Task description ▸
Return the entries verbatim and drop every picture.
***** Records for the exercise
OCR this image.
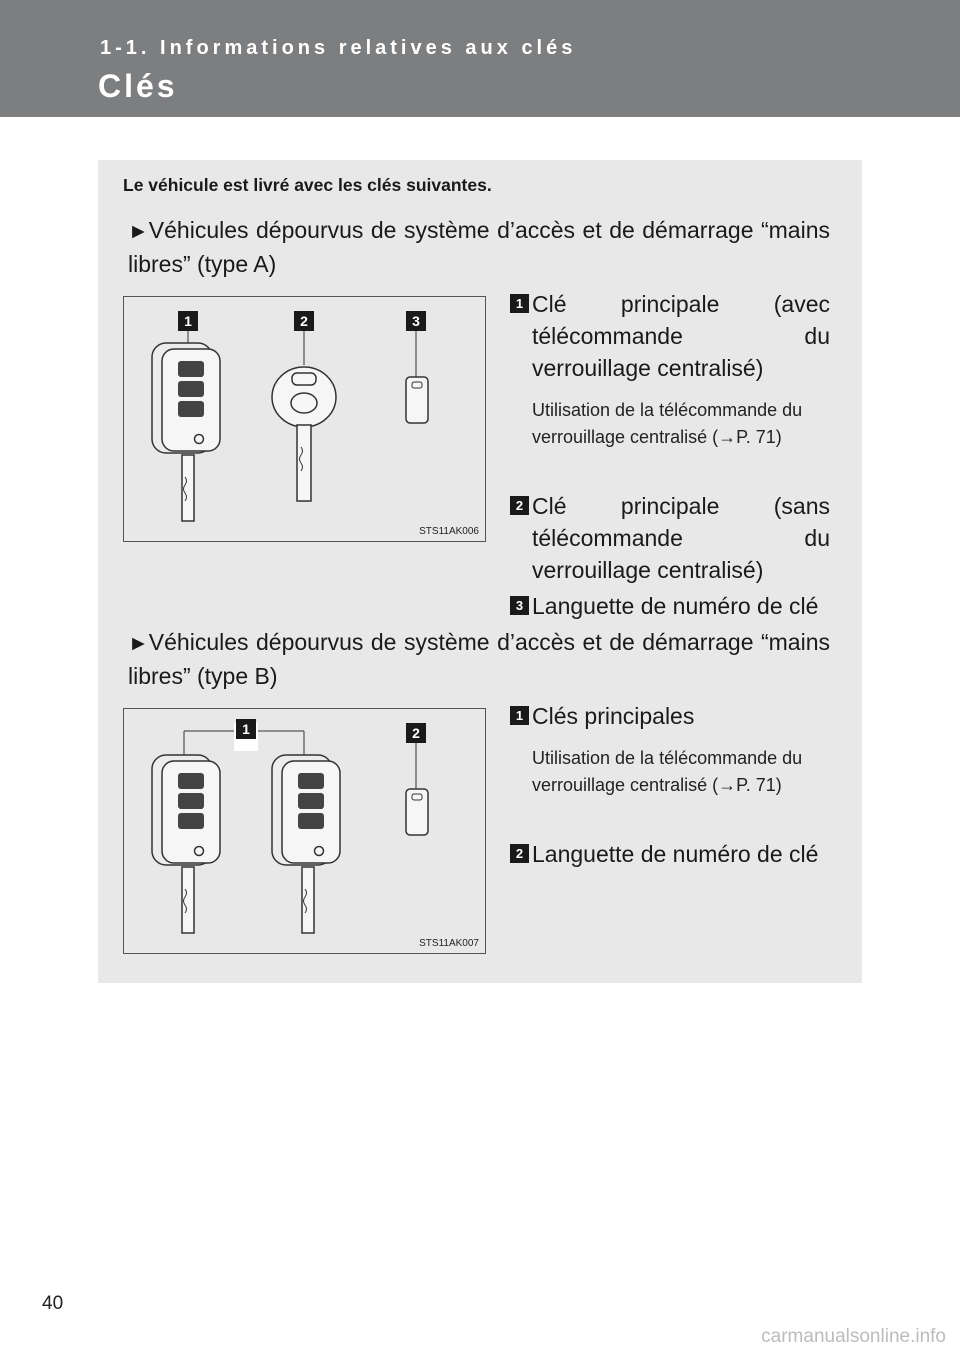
1-1. Informations relatives aux clés
Clés
Le véhicule est livré avec les clés suivantes.
►Véhicules dépourvus de système d’accès et de démarrage “mains libres” (type A)
1	2	3
STS11AK006
1 Clé principale (avec télécommande du verrouillage centralisé)
Utilisation de la télécommande du verrouillage centralisé (→P. 71)
2 Clé principale (sans télécommande du verrouillage centralisé)
3 Languette de numéro de clé
►Véhicules dépourvus de système d’accès et de démarrage “mains libres” (type B)
1	2
STS11AK007
1 Clés principales
Utilisation de la télécommande du verrouillage centralisé (→P. 71)
2 Languette de numéro de clé
40
carmanualsonline.info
**********
Solution for this problem ▸
OCR this image.
1-1. Informations relatives aux clés
Clés
Le véhicule est livré avec les clés suivantes.
►Véhicules dépourvus de système d’accès et de démarrage “mains libres” (type A)
1	2	3
STS11AK006
1 Clé principale (avec télécommande du verrouillage centralisé)
Utilisation de la télécommande du verrouillage centralisé (→P. 71)
2 Clé principale (sans télécommande du verrouillage centralisé)
3 Languette de numéro de clé
►Véhicules dépourvus de système d’accès et de démarrage “mains libres” (type B)
1	2
STS11AK007
1 Clés principales
Utilisation de la télécommande du verrouillage centralisé (→P. 71)
2 Languette de numéro de clé
40
carmanualsonline.info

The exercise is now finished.